• Exercise:
Every entry below must appear again, exactly as written.

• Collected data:
********************

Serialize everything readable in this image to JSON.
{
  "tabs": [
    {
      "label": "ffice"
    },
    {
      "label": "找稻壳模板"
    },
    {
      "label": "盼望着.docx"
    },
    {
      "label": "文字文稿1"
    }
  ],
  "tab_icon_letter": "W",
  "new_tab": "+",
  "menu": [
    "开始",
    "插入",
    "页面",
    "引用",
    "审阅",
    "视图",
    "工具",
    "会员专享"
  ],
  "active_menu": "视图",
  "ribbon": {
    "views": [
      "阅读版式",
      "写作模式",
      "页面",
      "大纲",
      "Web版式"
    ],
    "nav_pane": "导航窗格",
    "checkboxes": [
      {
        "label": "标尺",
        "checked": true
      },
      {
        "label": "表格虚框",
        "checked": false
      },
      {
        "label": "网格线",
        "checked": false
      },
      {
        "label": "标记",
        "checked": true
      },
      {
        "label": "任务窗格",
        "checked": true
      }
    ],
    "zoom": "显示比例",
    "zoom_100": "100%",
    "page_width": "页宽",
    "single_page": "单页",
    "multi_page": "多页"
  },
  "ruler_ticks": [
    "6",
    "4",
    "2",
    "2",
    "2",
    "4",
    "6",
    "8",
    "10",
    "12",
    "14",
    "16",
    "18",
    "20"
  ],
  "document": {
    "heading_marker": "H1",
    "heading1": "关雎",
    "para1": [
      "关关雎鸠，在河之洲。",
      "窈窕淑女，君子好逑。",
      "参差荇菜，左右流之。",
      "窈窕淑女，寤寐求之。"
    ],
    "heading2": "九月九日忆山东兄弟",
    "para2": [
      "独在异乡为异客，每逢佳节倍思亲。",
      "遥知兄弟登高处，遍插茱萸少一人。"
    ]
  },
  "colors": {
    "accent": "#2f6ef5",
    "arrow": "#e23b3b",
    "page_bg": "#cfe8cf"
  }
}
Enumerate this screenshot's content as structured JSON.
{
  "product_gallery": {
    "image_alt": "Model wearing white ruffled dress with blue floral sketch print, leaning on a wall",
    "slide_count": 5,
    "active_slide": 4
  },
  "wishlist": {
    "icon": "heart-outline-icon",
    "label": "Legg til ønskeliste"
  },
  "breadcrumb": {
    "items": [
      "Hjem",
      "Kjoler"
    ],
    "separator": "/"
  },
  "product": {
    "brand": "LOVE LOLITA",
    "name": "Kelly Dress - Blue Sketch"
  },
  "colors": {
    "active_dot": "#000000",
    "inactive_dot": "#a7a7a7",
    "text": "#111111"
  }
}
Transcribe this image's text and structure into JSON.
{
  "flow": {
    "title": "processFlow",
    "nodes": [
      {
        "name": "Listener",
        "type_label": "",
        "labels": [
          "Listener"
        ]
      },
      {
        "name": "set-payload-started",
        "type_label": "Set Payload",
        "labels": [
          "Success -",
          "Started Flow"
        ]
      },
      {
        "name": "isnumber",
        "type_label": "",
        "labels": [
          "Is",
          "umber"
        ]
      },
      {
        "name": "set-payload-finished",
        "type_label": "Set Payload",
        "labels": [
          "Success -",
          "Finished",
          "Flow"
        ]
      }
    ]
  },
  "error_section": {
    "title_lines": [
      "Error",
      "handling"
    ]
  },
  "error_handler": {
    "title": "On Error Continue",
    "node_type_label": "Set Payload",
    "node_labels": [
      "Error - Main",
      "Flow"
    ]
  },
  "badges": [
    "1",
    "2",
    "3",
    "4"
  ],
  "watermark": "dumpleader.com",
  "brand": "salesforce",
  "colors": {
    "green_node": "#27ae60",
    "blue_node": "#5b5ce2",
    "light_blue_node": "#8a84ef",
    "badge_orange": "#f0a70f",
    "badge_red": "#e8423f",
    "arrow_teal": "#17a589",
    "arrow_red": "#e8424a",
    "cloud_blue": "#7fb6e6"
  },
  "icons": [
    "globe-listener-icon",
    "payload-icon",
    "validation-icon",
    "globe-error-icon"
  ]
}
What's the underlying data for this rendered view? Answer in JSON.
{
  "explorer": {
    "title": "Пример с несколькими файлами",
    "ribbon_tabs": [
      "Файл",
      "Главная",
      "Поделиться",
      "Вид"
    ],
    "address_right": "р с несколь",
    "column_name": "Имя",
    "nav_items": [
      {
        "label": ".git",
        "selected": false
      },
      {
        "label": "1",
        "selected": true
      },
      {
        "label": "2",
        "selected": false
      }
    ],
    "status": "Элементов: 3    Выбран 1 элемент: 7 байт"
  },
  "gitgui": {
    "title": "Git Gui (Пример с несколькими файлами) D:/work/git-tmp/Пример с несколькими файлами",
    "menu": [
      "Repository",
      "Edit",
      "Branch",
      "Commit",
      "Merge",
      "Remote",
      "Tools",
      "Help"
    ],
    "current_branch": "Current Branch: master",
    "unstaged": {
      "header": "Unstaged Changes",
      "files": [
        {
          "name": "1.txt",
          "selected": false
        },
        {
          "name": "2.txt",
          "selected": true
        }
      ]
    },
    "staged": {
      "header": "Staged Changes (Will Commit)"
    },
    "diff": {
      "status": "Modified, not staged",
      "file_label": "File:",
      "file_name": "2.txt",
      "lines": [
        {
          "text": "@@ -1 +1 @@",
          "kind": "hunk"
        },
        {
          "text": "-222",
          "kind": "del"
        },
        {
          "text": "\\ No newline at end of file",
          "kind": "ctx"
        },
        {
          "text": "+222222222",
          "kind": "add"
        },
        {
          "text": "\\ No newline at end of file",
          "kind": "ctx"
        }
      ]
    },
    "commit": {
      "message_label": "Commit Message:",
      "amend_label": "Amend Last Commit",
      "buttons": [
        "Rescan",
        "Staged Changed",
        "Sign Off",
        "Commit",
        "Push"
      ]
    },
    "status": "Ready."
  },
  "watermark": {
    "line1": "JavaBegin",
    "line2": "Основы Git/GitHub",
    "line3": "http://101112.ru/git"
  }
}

********************

• Reply:
Serialize everything readable in this image to JSON.
{
  "tabs": [
    {
      "label": "ffice"
    },
    {
      "label": "找稻壳模板"
    },
    {
      "label": "盼望着.docx"
    },
    {
      "label": "文字文稿1"
    }
  ],
  "tab_icon_letter": "W",
  "new_tab": "+",
  "menu": [
    "开始",
    "插入",
    "页面",
    "引用",
    "审阅",
    "视图",
    "工具",
    "会员专享"
  ],
  "active_menu": "视图",
  "ribbon": {
    "views": [
      "阅读版式",
      "写作模式",
      "页面",
      "大纲",
      "Web版式"
    ],
    "nav_pane": "导航窗格",
    "checkboxes": [
      {
        "label": "标尺",
        "checked": true
      },
      {
        "label": "表格虚框",
        "checked": false
      },
      {
        "label": "网格线",
        "checked": false
      },
      {
        "label": "标记",
        "checked": true
      },
      {
        "label": "任务窗格",
        "checked": true
      }
    ],
    "zoom": "显示比例",
    "zoom_100": "100%",
    "page_width": "页宽",
    "single_page": "单页",
    "multi_page": "多页"
  },
  "ruler_ticks": [
    "6",
    "4",
    "2",
    "2",
    "2",
    "4",
    "6",
    "8",
    "10",
    "12",
    "14",
    "16",
    "18",
    "20"
  ],
  "document": {
    "heading_marker": "H1",
    "heading1": "关雎",
    "para1": [
      "关关雎鸠，在河之洲。",
      "窈窕淑女，君子好逑。",
      "参差荇菜，左右流之。",
      "窈窕淑女，寤寐求之。"
    ],
    "heading2": "九月九日忆山东兄弟",
    "para2": [
      "独在异乡为异客，每逢佳节倍思亲。",
      "遥知兄弟登高处，遍插茱萸少一人。"
    ]
  },
  "colors": {
    "accent": "#2f6ef5",
    "arrow": "#e23b3b",
    "page_bg": "#cfe8cf"
  }
}
Enumerate this screenshot's content as structured JSON.
{
  "product_gallery": {
    "image_alt": "Model wearing white ruffled dress with blue floral sketch print, leaning on a wall",
    "slide_count": 5,
    "active_slide": 4
  },
  "wishlist": {
    "icon": "heart-outline-icon",
    "label": "Legg til ønskeliste"
  },
  "breadcrumb": {
    "items": [
      "Hjem",
      "Kjoler"
    ],
    "separator": "/"
  },
  "product": {
    "brand": "LOVE LOLITA",
    "name": "Kelly Dress - Blue Sketch"
  },
  "colors": {
    "active_dot": "#000000",
    "inactive_dot": "#a7a7a7",
    "text": "#111111"
  }
}
Transcribe this image's text and structure into JSON.
{
  "flow": {
    "title": "processFlow",
    "nodes": [
      {
        "name": "Listener",
        "type_label": "",
        "labels": [
          "Listener"
        ]
      },
      {
        "name": "set-payload-started",
        "type_label": "Set Payload",
        "labels": [
          "Success -",
          "Started Flow"
        ]
      },
      {
        "name": "isnumber",
        "type_label": "",
        "labels": [
          "Is",
          "umber"
        ]
      },
      {
        "name": "set-payload-finished",
        "type_label": "Set Payload",
        "labels": [
          "Success -",
          "Finished",
          "Flow"
        ]
      }
    ]
  },
  "error_section": {
    "title_lines": [
      "Error",
      "handling"
    ]
  },
  "error_handler": {
    "title": "On Error Continue",
    "node_type_label": "Set Payload",
    "node_labels": [
      "Error - Main",
      "Flow"
    ]
  },
  "badges": [
    "1",
    "2",
    "3",
    "4"
  ],
  "watermark": "dumpleader.com",
  "brand": "salesforce",
  "colors": {
    "green_node": "#27ae60",
    "blue_node": "#5b5ce2",
    "light_blue_node": "#8a84ef",
    "badge_orange": "#f0a70f",
    "badge_red": "#e8423f",
    "arrow_teal": "#17a589",
    "arrow_red": "#e8424a",
    "cloud_blue": "#7fb6e6"
  },
  "icons": [
    "globe-listener-icon",
    "payload-icon",
    "validation-icon",
    "globe-error-icon"
  ]
}
What's the underlying data for this rendered view? Answer in JSON.
{
  "explorer": {
    "title": "Пример с несколькими файлами",
    "ribbon_tabs": [
      "Файл",
      "Главная",
      "Поделиться",
      "Вид"
    ],
    "address_right": "р с несколь",
    "column_name": "Имя",
    "nav_items": [
      {
        "label": ".git",
        "selected": false
      },
      {
        "label": "1",
        "selected": true
      },
      {
        "label": "2",
        "selected": false
      }
    ],
    "status": "Элементов: 3    Выбран 1 элемент: 7 байт"
  },
  "gitgui": {
    "title": "Git Gui (Пример с несколькими файлами) D:/work/git-tmp/Пример с несколькими файлами",
    "menu": [
      "Repository",
      "Edit",
      "Branch",
      "Commit",
      "Merge",
      "Remote",
      "Tools",
      "Help"
    ],
    "current_branch": "Current Branch: master",
    "unstaged": {
      "header": "Unstaged Changes",
      "files": [
        {
          "name": "1.txt",
          "selected": false
        },
        {
          "name": "2.txt",
          "selected": true
        }
      ]
    },
    "staged": {
      "header": "Staged Changes (Will Commit)"
    },
    "diff": {
      "status": "Modified, not staged",
      "file_label": "File:",
      "file_name": "2.txt",
      "lines": [
        {
          "text": "@@ -1 +1 @@",
          "kind": "hunk"
        },
        {
          "text": "-222",
          "kind": "del"
        },
        {
          "text": "\\ No newline at end of file",
          "kind": "ctx"
        },
        {
          "text": "+222222222",
          "kind": "add"
        },
        {
          "text": "\\ No newline at end of file",
          "kind": "ctx"
        }
      ]
    },
    "commit": {
      "message_label": "Commit Message:",
      "amend_label": "Amend Last Commit",
      "buttons": [
        "Rescan",
        "Staged Changed",
        "Sign Off",
        "Commit",
        "Push"
      ]
    },
    "status": "Ready."
  },
  "watermark": {
    "line1": "JavaBegin",
    "line2": "Основы Git/GitHub",
    "line3": "http://101112.ru/git"
  }
}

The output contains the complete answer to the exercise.